--- begin ---

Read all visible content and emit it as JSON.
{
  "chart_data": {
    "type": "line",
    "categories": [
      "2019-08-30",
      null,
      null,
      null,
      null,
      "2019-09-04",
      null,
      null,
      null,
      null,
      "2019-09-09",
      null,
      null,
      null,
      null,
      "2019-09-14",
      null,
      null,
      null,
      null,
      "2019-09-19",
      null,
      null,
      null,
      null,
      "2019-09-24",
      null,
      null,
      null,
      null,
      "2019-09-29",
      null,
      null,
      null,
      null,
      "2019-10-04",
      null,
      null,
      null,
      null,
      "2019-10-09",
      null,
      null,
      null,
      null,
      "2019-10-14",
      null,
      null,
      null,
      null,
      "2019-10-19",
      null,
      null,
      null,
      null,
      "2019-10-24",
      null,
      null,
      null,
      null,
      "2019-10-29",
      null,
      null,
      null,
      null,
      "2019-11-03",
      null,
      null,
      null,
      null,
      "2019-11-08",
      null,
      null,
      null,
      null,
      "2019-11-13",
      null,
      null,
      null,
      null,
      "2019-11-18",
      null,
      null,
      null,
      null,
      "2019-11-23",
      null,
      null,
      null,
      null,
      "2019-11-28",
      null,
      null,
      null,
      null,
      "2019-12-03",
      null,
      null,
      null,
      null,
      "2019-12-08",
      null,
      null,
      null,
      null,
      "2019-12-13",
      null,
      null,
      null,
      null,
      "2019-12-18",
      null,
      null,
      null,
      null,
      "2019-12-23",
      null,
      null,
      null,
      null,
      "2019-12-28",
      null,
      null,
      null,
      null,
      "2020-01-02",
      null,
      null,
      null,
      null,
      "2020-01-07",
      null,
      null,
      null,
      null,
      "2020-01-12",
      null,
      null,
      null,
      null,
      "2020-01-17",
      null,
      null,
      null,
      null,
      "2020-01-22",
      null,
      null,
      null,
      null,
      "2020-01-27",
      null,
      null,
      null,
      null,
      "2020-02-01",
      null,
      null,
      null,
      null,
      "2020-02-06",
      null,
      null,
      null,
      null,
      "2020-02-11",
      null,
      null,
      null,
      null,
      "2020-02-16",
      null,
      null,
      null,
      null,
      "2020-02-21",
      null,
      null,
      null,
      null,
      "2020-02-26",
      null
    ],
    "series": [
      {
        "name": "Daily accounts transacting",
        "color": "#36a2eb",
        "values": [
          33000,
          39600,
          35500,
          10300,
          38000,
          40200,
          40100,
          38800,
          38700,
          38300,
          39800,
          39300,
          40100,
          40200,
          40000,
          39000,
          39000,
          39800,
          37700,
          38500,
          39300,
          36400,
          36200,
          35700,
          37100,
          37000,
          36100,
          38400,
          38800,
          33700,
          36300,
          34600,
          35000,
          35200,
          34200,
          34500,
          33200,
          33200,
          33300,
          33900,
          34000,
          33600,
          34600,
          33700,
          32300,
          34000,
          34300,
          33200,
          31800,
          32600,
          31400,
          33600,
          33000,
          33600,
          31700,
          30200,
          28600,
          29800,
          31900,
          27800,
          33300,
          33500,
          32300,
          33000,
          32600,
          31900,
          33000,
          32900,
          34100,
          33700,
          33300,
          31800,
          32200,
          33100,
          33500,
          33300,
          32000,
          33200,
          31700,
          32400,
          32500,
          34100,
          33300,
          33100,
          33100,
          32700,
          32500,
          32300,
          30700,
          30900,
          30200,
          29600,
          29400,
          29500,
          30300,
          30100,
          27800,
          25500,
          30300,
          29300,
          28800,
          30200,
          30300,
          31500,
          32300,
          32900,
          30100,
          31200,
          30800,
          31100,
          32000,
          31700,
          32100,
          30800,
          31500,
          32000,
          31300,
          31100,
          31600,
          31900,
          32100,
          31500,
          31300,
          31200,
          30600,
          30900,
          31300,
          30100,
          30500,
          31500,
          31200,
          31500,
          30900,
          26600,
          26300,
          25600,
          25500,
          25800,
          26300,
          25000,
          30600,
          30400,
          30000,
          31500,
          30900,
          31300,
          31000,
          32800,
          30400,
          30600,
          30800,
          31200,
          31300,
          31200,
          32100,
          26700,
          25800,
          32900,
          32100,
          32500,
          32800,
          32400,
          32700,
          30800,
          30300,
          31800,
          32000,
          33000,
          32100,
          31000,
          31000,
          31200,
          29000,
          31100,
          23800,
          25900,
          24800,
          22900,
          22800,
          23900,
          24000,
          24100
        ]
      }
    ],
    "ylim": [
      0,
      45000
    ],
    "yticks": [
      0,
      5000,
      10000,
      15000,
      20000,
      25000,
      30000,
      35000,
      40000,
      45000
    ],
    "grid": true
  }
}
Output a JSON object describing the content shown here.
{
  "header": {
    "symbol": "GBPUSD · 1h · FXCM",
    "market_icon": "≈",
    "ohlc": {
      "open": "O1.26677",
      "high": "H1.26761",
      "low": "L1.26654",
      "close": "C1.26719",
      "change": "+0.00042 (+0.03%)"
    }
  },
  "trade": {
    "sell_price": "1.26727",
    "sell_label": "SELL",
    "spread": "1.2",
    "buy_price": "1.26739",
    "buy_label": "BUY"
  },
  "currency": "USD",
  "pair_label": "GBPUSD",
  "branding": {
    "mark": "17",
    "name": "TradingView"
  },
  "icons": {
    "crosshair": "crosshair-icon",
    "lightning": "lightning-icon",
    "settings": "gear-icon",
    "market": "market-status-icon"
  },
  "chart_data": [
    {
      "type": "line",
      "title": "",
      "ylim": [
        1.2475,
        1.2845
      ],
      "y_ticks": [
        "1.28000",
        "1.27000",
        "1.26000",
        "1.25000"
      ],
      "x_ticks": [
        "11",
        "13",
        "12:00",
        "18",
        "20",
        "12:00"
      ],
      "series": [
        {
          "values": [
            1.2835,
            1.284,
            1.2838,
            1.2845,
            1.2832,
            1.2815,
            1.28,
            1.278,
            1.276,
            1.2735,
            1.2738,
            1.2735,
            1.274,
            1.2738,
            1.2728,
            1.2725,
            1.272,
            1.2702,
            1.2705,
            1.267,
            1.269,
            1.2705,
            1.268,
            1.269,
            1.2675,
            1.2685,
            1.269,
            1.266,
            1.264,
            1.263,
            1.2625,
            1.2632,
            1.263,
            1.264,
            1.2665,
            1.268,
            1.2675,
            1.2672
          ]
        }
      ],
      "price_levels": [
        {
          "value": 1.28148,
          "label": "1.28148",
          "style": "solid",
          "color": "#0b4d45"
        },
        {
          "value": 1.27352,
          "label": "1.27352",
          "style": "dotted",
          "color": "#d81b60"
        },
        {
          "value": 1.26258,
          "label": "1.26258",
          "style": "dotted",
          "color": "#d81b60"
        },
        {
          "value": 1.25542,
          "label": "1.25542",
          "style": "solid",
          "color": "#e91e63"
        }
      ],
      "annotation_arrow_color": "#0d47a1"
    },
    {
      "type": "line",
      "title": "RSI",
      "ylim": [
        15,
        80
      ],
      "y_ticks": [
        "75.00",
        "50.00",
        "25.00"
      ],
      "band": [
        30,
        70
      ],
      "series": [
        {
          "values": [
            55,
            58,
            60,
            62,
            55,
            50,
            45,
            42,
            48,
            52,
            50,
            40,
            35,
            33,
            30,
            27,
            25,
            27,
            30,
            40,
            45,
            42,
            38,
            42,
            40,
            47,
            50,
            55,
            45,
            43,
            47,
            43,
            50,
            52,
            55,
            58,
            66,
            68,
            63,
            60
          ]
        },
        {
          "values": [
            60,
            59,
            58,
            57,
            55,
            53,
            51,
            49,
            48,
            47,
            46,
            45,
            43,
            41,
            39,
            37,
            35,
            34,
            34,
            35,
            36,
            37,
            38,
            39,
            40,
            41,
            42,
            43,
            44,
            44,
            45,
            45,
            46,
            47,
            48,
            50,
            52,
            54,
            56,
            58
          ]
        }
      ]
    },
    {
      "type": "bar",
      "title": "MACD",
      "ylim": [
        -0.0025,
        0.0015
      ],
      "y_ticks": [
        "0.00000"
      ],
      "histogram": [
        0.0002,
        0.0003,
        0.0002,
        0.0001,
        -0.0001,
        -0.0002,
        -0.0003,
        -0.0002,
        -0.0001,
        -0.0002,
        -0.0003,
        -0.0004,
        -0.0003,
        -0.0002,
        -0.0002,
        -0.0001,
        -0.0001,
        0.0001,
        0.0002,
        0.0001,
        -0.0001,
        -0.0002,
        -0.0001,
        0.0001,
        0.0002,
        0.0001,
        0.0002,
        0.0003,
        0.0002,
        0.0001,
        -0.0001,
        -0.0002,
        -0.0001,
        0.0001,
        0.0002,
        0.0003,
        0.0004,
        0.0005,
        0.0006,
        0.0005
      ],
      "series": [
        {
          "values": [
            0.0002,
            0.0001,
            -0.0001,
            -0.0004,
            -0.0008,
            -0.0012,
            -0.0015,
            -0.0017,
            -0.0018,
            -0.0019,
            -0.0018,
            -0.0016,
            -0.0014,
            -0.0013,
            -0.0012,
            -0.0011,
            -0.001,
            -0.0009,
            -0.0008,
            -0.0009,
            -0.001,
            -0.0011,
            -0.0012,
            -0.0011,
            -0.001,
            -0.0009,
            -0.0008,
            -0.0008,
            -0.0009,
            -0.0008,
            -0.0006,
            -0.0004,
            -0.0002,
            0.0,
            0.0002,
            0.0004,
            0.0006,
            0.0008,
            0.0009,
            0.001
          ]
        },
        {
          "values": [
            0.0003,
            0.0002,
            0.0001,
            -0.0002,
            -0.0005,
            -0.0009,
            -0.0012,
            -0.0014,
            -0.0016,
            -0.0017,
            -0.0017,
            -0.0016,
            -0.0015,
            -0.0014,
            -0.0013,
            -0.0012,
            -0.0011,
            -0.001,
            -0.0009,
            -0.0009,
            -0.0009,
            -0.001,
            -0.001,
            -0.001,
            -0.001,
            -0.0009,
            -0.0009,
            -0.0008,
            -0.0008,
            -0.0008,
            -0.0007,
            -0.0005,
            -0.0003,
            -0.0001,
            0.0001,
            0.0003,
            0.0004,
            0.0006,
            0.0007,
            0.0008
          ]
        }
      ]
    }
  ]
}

--- end ---

→ DIRECTION
State how many lines above include the word "name", and nothing more.

→ SOLUTION TO THIS TASK
2